Entries taken from a collection:
--- start ---
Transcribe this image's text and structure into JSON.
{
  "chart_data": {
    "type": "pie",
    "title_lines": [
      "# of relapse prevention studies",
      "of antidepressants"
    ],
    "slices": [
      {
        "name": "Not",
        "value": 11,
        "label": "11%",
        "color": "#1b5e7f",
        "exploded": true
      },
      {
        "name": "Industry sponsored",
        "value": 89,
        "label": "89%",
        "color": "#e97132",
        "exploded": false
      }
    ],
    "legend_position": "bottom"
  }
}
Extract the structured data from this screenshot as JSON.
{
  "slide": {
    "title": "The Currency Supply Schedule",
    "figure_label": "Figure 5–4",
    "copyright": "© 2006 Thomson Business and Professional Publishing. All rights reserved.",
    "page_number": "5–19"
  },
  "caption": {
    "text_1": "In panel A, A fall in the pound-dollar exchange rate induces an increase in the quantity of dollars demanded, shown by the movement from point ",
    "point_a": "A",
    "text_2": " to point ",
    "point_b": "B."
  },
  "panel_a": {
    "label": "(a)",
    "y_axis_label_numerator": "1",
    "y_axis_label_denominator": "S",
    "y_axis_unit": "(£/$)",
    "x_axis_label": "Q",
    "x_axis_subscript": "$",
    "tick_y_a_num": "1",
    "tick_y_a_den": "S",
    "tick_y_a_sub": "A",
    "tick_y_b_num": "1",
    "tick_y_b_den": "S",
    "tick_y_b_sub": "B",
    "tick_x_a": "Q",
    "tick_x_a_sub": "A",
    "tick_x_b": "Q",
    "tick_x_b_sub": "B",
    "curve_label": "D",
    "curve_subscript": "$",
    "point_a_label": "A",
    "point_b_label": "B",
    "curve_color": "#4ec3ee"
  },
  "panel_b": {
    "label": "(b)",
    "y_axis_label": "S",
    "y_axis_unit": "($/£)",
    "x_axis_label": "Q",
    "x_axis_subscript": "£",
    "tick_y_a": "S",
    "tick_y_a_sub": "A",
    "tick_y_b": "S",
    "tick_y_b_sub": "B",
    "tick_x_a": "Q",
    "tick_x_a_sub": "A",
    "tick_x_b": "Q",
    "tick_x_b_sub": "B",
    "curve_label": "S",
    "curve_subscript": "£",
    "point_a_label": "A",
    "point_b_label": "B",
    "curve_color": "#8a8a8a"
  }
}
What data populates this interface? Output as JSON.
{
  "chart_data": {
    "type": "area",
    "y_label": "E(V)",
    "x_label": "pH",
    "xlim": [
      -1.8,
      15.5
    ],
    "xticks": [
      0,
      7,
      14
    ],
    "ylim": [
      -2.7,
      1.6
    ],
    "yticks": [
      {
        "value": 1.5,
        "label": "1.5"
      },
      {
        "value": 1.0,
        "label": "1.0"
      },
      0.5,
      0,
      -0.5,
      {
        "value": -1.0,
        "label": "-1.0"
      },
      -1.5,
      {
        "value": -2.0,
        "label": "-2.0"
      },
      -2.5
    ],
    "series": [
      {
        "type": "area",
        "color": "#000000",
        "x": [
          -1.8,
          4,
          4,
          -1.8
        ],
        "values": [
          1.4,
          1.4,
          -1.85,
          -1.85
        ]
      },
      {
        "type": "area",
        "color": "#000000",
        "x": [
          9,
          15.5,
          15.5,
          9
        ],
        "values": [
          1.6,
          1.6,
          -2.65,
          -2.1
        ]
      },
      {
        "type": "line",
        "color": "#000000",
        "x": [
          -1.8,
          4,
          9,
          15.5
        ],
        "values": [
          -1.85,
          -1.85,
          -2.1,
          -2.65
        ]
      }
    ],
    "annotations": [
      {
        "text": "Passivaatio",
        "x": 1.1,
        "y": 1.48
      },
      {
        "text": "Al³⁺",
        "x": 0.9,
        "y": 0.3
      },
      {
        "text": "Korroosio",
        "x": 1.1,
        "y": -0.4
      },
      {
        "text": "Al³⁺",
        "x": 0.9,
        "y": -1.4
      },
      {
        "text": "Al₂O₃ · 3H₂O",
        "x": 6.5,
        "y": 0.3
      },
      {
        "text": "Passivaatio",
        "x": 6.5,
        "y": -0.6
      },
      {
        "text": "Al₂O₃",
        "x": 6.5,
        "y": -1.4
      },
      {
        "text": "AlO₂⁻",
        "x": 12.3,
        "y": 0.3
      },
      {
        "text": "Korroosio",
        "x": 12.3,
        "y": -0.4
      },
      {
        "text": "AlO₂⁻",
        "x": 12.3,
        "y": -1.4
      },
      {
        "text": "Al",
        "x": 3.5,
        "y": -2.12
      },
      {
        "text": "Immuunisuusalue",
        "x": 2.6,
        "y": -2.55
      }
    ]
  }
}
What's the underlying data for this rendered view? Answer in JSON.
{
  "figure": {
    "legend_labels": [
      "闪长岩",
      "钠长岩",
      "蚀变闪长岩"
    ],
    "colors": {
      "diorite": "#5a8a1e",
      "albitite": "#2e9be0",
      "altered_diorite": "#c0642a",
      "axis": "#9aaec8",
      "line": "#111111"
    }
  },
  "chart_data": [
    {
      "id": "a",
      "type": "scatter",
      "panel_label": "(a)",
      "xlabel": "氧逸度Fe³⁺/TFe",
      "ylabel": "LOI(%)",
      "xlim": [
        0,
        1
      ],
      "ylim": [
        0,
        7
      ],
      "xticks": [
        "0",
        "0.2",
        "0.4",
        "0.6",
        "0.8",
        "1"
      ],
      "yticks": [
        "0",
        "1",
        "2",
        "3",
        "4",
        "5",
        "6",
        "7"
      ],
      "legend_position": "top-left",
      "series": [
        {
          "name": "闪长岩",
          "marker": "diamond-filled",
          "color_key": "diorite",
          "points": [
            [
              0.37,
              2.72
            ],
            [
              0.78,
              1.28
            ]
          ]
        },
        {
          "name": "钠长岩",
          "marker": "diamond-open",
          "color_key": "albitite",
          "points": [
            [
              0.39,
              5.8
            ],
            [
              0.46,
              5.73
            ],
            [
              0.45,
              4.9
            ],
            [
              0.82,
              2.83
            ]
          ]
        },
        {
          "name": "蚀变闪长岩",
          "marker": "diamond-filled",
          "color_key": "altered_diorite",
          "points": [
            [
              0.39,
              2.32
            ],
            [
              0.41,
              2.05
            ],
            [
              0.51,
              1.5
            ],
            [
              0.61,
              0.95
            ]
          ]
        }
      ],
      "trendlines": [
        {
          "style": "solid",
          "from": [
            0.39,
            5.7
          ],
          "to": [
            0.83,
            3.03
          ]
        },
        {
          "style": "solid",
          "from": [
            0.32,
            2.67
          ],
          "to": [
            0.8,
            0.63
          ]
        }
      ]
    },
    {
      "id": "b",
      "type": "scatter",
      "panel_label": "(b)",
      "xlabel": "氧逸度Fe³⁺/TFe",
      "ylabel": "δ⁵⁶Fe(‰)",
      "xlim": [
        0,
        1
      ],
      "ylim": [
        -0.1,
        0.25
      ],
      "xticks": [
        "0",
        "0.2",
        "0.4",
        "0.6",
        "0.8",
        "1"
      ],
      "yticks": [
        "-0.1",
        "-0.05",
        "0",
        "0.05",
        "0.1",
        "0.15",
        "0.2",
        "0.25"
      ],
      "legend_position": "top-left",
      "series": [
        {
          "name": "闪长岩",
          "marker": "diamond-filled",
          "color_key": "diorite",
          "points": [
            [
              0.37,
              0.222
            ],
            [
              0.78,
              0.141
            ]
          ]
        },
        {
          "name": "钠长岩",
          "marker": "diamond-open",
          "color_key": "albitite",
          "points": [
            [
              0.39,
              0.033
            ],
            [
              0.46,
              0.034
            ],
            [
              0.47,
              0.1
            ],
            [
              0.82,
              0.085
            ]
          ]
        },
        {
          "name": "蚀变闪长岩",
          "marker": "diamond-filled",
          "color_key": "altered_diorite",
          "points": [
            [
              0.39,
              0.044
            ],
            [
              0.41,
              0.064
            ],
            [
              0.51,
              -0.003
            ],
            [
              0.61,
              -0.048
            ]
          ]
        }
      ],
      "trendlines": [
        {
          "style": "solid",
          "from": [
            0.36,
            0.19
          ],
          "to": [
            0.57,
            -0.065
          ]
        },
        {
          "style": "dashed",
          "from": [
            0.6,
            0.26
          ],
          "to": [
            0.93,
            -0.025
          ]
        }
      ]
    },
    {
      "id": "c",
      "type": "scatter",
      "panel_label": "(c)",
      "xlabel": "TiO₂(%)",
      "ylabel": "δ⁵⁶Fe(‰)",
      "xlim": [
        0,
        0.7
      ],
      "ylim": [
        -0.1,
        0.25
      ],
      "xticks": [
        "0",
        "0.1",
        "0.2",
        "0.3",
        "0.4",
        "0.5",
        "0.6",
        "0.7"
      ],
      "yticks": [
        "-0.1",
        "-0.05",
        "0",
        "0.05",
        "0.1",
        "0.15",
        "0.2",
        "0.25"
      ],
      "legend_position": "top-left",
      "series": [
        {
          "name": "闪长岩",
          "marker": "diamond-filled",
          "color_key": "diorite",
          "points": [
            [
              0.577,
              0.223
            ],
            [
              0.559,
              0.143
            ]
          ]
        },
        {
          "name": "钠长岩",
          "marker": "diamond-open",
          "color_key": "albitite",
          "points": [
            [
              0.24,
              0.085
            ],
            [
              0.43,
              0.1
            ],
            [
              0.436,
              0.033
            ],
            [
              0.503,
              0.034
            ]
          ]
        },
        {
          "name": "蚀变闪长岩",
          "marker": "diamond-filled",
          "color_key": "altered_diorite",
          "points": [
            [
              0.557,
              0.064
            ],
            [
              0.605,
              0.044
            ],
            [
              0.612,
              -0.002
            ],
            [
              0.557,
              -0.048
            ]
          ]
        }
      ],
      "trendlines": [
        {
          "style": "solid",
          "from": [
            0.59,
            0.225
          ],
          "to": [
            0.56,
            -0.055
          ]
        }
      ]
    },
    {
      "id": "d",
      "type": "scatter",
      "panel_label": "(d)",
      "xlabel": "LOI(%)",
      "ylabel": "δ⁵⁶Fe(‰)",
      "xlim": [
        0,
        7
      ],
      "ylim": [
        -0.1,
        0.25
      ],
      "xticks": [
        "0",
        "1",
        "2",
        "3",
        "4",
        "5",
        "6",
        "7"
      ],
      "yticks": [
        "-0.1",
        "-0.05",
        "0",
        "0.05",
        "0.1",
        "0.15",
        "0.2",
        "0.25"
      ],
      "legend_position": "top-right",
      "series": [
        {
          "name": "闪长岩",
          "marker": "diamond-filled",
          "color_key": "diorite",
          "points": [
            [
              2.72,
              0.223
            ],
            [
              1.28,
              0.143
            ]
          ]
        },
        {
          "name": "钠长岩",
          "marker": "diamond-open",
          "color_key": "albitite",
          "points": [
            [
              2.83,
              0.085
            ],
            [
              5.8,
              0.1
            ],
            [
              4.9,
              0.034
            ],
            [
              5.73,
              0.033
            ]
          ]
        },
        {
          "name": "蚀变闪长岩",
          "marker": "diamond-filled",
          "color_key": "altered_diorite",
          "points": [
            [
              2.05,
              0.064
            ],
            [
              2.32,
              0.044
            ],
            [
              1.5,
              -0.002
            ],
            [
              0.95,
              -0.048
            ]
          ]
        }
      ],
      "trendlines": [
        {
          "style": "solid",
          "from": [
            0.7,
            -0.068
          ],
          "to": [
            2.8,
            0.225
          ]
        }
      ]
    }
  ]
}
--- end ---
• [WHAT YOU ARE ASKED TO DO]
Check each line above for the word "this", and copy the lines where it appears.

• [SOLUTION]
Transcribe this image's text and structure into JSON.
Extract the structured data from this screenshot as JSON.
What data populates this interface? Output as JSON.
What's the underlying data for this rendered view? Answer in JSON.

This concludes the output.